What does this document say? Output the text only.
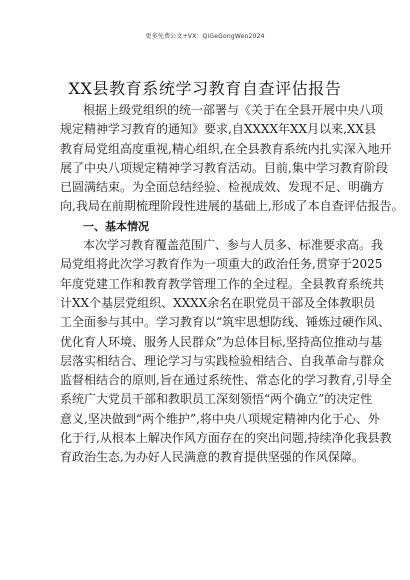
更多免费公文+VX：QiGeGongWen2024
XX县教育系统学习教育自查评估报告
根据上级党组织的统一部署与《关于在全县开展中央八项
规定精神学习教育的通知》要求,自XXXX年XX月以来,XX县
教育局党组高度重视,精心组织,在全县教育系统内扎实深入地开
展了中央八项规定精神学习教育活动。目前,集中学习教育阶段
已圆满结束。为全面总结经验、检视成效、发现不足、明确方
向,我局在前期梳理阶段性进展的基础上,形成了本自查评估报告。
一、基本情况
本次学习教育覆盖范围广、参与人员多、标准要求高。我
局党组将此次学习教育作为一项重大的政治任务,贯穿于2025
年度党建工作和教育教学管理工作的全过程。全县教育系统共
计XX个基层党组织、XXXX余名在职党员干部及全体教职员
工全面参与其中。学习教育以“筑牢思想防线、锤炼过硬作风、
优化育人环境、服务人民群众”为总体目标,坚持高位推动与基
层落实相结合、理论学习与实践检验相结合、自我革命与群众
监督相结合的原则,旨在通过系统性、常态化的学习教育,引导全
系统广大党员干部和教职员工深刻领悟“两个确立”的决定性
意义,坚决做到“两个维护”,将中央八项规定精神内化于心、外
化于行,从根本上解决作风方面存在的突出问题,持续净化我县教
育政治生态,为办好人民满意的教育提供坚强的作风保障。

########################################

■ Prompt: The pictures in the entries should be left out; output everything else exactly.

■ The reply:
What does this document say? Output the text only.
更多免费公文+VX：QiGeGongWen2024
XX县教育系统学习教育自查评估报告
根据上级党组织的统一部署与《关于在全县开展中央八项
规定精神学习教育的通知》要求,自XXXX年XX月以来,XX县
教育局党组高度重视,精心组织,在全县教育系统内扎实深入地开
展了中央八项规定精神学习教育活动。目前,集中学习教育阶段
已圆满结束。为全面总结经验、检视成效、发现不足、明确方
向,我局在前期梳理阶段性进展的基础上,形成了本自查评估报告。
一、基本情况
本次学习教育覆盖范围广、参与人员多、标准要求高。我
局党组将此次学习教育作为一项重大的政治任务,贯穿于2025
年度党建工作和教育教学管理工作的全过程。全县教育系统共
计XX个基层党组织、XXXX余名在职党员干部及全体教职员
工全面参与其中。学习教育以“筑牢思想防线、锤炼过硬作风、
优化育人环境、服务人民群众”为总体目标,坚持高位推动与基
层落实相结合、理论学习与实践检验相结合、自我革命与群众
监督相结合的原则,旨在通过系统性、常态化的学习教育,引导全
系统广大党员干部和教职员工深刻领悟“两个确立”的决定性
意义,坚决做到“两个维护”,将中央八项规定精神内化于心、外
化于行,从根本上解决作风方面存在的突出问题,持续净化我县教
育政治生态,为办好人民满意的教育提供坚强的作风保障。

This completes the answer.